#### [DIRECTIONS]
Give only the number of lines that include the string "ffffff".

* Begin *

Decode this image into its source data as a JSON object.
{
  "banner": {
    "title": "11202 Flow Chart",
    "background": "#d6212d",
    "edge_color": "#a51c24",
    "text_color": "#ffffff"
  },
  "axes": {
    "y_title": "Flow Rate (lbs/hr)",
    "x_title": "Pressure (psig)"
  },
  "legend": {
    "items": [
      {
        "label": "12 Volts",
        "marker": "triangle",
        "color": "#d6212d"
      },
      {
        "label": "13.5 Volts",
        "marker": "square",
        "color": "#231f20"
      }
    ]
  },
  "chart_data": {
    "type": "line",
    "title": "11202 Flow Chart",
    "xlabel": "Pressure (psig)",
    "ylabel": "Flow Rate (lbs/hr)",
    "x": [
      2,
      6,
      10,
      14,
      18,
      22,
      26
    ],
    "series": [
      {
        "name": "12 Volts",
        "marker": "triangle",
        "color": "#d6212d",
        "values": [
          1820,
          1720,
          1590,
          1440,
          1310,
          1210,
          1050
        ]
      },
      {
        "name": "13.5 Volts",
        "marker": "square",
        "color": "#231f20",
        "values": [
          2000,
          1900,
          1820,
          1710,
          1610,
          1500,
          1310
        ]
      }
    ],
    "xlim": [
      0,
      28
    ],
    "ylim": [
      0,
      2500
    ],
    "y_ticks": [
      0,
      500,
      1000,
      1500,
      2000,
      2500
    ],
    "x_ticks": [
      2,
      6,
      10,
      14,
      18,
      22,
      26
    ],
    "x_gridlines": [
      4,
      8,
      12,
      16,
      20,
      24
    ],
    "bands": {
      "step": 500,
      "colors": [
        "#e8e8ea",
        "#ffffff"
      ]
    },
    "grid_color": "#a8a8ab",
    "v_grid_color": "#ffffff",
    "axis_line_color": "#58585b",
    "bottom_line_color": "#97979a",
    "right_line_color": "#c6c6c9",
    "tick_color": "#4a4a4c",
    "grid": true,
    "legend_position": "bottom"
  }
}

* End *

#### [ANSWER TO THE EXERCISE]
3